■ What is being asked
List each line of the data that holds the word "image".

Data entries
* BEGIN *
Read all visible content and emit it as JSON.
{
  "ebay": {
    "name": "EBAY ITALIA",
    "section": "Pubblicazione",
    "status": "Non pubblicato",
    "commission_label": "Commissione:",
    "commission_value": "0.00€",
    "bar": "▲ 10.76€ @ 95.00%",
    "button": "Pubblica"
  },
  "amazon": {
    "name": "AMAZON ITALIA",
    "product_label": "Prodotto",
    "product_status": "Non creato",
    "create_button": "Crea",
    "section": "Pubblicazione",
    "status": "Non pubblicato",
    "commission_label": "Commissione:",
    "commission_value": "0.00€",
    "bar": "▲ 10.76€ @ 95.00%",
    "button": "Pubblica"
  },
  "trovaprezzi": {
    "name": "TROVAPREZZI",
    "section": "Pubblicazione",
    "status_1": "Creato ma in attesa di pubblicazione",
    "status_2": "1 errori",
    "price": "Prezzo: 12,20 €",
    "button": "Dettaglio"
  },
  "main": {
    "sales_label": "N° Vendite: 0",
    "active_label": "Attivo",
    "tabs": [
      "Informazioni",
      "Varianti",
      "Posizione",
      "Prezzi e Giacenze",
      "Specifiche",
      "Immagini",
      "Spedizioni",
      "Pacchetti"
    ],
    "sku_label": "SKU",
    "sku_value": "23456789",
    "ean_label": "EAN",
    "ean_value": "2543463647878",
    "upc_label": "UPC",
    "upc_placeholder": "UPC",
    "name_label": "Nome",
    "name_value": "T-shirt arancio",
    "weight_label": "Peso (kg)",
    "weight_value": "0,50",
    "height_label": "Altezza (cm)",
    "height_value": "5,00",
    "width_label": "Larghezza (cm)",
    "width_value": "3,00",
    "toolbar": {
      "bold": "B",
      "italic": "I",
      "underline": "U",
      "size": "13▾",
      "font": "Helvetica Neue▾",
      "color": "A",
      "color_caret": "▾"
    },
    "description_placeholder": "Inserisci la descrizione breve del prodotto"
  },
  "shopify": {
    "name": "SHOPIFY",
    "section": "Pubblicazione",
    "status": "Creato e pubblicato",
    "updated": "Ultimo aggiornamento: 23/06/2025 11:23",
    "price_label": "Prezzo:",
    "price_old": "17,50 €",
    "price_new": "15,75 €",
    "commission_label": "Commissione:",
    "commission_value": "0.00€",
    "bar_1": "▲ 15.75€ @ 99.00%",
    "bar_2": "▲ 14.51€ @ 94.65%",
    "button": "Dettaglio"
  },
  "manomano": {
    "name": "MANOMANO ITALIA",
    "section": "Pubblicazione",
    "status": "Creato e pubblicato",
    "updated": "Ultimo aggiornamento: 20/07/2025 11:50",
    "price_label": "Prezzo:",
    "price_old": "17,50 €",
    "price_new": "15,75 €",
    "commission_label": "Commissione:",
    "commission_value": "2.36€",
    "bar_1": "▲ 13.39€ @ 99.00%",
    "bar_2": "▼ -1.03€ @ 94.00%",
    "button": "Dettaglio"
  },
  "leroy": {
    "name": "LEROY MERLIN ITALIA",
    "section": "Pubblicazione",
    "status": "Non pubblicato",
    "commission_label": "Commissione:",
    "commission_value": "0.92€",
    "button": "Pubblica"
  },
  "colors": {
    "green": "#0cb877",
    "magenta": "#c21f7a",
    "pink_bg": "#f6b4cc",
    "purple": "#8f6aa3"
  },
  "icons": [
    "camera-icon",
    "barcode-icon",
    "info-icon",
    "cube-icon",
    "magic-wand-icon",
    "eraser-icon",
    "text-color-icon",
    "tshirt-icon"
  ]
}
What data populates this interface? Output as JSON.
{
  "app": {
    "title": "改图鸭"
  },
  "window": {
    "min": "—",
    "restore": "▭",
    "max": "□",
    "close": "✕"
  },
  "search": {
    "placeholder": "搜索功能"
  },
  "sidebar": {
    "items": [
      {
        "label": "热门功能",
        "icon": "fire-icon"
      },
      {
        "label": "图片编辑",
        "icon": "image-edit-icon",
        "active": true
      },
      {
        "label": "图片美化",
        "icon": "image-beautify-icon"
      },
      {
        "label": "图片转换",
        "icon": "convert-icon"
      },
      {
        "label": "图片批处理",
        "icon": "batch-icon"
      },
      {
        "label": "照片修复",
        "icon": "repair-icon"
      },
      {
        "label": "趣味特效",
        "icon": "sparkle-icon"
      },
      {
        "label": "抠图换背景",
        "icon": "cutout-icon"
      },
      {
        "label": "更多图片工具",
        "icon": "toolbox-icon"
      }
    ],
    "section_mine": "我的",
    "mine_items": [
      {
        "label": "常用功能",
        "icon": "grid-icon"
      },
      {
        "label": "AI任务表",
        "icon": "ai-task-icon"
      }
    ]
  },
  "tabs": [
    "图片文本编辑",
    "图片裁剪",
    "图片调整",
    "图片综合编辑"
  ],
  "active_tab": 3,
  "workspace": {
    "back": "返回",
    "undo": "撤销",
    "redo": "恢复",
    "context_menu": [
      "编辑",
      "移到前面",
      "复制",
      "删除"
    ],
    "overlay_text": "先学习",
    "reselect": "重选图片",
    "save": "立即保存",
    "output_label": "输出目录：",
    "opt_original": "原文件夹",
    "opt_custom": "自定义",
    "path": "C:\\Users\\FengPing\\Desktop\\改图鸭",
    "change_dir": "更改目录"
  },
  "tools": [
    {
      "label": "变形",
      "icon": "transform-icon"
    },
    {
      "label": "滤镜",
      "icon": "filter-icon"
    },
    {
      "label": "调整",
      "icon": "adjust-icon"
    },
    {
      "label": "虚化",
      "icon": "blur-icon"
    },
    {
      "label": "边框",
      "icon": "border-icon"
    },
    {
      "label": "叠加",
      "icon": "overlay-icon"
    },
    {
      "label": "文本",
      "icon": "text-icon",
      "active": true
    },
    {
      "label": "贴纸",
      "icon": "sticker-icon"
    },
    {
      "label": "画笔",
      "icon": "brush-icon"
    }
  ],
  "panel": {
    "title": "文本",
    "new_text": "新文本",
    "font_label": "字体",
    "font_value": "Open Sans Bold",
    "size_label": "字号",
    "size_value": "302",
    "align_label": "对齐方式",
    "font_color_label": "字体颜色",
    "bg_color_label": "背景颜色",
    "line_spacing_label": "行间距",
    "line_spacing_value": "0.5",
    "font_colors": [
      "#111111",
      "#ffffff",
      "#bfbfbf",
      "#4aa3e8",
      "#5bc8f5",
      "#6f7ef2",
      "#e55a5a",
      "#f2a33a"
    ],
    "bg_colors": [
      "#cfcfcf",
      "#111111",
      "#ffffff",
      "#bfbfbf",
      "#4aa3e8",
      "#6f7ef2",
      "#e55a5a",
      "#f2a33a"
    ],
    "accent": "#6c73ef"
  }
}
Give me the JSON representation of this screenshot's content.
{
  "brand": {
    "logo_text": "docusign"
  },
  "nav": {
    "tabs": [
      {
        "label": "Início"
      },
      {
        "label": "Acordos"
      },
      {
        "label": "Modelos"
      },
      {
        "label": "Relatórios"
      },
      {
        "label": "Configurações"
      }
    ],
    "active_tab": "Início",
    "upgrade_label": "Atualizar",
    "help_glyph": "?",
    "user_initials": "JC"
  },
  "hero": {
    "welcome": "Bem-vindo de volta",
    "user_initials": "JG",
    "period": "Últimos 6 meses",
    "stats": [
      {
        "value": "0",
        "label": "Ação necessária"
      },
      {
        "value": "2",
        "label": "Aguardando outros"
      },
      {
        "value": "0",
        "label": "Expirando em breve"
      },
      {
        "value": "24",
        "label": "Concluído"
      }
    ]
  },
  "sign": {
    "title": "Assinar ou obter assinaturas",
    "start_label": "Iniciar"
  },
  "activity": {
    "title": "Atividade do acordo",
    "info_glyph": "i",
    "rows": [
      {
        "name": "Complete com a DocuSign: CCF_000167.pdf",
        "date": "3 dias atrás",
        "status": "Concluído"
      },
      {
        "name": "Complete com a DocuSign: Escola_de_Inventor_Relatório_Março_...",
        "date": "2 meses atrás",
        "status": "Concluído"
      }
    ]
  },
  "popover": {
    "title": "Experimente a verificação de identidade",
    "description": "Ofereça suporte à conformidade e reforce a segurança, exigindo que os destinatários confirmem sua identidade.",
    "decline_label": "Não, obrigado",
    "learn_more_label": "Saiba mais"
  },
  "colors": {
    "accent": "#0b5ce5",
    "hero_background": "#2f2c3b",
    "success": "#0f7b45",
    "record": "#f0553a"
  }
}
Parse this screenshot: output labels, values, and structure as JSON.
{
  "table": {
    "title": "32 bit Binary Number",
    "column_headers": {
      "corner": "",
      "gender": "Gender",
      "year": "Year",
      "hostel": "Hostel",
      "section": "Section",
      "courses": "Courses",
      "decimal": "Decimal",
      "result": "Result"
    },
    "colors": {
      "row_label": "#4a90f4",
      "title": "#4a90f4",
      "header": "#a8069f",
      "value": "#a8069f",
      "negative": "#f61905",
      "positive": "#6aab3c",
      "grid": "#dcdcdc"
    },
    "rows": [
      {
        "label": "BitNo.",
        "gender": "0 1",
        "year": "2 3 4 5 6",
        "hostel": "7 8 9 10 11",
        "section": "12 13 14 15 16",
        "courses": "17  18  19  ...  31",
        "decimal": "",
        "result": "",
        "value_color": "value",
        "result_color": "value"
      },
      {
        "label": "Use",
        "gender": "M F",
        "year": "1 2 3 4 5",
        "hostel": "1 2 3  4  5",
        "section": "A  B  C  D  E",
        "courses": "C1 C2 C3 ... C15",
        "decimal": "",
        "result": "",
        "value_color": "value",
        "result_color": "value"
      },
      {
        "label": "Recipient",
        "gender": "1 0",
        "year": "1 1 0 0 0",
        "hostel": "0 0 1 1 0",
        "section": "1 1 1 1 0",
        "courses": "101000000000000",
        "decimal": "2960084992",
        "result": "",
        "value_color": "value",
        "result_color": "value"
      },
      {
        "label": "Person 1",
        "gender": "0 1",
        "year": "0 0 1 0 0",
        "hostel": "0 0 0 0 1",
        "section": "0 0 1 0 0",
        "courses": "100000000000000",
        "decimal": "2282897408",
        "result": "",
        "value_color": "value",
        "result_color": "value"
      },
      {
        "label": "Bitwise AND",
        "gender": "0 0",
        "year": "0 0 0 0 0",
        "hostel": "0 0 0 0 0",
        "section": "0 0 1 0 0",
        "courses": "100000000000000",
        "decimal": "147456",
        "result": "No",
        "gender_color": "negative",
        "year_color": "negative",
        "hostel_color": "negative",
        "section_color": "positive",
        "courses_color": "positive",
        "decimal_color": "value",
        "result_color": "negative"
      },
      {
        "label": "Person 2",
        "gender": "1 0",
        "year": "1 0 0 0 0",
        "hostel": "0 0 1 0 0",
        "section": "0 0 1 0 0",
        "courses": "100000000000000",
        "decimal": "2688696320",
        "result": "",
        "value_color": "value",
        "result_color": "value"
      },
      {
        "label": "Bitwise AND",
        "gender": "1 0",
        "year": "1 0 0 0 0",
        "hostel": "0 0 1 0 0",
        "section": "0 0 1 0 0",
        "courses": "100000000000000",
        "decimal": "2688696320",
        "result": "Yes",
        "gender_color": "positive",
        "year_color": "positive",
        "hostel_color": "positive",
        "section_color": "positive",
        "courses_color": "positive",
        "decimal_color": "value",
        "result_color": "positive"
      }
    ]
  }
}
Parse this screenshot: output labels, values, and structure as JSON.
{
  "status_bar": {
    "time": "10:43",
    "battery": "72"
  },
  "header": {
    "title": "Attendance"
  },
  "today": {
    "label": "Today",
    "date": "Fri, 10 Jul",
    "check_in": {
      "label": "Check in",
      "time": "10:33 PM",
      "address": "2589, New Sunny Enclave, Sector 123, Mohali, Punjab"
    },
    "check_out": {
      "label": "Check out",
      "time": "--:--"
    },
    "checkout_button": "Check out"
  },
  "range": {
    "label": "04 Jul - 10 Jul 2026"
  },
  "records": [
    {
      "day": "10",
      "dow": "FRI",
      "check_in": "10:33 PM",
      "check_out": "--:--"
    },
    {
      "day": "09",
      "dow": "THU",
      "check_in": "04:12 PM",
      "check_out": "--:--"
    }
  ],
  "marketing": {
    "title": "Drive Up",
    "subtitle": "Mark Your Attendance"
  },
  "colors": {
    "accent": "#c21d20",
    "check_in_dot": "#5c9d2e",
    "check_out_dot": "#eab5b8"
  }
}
* END *
■ Written response
        "icon": "image-edit-icon",
        "icon": "image-beautify-icon"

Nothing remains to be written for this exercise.